━━━━━ Data shown ━━━━━
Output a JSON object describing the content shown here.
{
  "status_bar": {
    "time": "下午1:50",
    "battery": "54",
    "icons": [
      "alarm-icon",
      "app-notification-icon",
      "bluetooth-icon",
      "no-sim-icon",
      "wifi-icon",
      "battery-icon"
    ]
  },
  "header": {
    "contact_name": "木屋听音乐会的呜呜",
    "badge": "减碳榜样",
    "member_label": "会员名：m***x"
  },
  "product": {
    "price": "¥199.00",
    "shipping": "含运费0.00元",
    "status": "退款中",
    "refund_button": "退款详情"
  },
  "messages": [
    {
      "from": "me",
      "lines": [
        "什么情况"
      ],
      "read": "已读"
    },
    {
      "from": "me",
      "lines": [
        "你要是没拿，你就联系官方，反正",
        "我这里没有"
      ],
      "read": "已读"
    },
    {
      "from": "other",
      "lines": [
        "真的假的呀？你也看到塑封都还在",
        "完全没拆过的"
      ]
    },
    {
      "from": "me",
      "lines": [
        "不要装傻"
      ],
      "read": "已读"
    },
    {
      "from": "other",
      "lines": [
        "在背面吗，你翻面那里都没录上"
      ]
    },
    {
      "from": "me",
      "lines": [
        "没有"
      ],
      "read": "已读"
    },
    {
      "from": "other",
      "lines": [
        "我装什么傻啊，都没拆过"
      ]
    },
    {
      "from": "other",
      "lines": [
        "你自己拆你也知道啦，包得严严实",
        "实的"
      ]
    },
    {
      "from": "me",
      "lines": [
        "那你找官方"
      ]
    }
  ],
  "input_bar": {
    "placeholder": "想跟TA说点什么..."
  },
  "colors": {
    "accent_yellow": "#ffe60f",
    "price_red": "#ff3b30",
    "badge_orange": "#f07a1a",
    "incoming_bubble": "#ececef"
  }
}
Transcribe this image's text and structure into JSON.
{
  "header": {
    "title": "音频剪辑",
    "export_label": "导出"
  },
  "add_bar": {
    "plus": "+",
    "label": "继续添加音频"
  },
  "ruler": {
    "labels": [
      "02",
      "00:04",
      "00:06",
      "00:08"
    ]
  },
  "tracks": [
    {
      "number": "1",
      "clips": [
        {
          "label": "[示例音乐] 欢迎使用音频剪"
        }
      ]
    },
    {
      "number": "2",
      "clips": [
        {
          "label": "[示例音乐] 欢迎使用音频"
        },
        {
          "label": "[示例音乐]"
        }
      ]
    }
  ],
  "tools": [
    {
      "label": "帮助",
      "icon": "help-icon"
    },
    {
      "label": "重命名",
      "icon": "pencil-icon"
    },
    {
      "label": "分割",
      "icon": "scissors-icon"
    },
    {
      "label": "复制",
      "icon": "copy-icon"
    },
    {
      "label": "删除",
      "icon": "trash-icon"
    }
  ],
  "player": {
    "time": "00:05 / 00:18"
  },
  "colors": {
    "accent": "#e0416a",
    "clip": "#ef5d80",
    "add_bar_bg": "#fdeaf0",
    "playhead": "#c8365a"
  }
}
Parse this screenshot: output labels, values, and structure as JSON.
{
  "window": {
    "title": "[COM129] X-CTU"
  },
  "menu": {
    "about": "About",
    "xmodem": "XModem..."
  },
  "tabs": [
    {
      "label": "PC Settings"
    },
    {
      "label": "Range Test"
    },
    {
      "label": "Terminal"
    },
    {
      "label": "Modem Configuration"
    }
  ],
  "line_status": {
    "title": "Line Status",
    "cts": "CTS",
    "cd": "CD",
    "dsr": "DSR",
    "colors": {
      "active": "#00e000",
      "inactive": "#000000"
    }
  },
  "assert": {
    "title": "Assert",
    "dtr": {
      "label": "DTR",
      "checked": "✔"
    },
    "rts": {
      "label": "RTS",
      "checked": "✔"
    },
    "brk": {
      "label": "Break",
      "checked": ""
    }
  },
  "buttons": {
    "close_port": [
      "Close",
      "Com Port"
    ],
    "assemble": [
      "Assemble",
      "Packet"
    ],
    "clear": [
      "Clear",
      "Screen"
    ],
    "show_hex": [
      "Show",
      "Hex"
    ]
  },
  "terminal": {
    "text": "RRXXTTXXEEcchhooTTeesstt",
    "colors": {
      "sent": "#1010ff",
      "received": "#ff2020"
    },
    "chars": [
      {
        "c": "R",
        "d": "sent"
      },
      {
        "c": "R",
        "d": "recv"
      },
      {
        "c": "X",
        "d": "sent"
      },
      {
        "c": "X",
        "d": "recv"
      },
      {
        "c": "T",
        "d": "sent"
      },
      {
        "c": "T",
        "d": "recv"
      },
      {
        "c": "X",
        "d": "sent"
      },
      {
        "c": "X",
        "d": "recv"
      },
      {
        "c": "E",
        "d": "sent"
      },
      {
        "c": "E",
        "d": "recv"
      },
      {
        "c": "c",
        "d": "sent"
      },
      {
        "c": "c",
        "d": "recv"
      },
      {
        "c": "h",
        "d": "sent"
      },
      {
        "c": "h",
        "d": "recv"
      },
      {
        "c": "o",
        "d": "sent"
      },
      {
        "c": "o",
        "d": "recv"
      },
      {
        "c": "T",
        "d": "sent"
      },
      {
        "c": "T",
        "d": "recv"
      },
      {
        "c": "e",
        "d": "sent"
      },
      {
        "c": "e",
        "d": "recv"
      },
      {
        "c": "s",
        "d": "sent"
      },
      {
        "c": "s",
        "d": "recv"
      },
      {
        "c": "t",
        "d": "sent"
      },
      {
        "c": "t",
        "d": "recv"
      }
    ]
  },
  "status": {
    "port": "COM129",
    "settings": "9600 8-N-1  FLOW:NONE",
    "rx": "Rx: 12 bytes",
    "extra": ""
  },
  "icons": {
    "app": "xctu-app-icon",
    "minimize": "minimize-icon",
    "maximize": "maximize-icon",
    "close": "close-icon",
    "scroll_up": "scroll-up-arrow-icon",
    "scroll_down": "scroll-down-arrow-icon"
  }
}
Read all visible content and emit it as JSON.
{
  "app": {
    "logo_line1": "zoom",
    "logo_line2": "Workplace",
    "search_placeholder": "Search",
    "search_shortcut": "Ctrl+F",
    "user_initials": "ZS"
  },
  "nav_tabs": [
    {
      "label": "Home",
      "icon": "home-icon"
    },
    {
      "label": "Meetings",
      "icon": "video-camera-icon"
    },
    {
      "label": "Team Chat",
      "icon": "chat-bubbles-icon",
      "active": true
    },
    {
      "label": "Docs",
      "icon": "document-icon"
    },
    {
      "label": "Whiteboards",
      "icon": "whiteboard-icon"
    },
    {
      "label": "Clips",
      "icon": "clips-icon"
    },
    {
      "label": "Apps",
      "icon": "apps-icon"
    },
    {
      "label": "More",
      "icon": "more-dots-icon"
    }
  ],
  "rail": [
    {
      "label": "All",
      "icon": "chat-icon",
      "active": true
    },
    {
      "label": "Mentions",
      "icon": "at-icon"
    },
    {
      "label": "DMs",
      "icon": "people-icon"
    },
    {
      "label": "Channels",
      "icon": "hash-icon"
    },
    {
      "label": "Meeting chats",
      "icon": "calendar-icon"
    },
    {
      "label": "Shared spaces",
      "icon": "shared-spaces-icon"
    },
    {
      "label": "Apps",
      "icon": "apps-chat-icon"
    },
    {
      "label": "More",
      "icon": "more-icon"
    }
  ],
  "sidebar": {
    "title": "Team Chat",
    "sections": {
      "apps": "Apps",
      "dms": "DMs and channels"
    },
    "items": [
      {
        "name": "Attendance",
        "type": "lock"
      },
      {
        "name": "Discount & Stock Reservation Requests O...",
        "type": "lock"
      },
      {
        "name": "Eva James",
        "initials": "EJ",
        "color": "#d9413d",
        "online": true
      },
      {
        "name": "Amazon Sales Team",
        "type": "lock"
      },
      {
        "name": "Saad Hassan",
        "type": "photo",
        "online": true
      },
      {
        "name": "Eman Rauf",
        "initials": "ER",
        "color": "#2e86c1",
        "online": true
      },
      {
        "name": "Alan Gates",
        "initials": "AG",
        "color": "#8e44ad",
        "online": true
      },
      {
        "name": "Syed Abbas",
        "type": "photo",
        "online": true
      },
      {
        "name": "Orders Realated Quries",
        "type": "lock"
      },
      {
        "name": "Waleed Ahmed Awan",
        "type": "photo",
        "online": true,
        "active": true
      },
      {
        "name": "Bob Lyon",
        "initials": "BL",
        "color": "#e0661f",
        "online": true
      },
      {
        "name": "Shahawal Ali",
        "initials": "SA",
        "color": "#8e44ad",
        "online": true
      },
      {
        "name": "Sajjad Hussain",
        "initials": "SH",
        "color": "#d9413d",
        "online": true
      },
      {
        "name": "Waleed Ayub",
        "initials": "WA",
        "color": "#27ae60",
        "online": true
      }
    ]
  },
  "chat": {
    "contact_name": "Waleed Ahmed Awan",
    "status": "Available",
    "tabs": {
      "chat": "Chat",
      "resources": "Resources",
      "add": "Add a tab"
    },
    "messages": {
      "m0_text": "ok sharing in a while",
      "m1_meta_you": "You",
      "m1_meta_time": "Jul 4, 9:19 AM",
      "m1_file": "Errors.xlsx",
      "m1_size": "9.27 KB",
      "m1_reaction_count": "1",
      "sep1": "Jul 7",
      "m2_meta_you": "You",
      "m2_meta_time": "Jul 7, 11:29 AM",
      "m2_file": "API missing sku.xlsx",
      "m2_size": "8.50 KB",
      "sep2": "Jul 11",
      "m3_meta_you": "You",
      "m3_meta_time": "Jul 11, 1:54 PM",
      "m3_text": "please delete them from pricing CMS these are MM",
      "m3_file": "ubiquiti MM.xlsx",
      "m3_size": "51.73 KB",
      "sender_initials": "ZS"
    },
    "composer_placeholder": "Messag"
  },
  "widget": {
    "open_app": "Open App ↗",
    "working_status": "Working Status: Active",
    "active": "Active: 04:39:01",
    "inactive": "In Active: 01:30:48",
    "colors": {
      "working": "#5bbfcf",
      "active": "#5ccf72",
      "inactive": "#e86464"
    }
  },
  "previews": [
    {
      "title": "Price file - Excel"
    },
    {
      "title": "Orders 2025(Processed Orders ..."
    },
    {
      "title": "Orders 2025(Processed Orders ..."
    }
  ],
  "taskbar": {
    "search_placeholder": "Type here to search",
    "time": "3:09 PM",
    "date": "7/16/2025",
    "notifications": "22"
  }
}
━━━━━
Give the number of lines in the data that contain "Ahmed", with no other words.

Solution below >> 2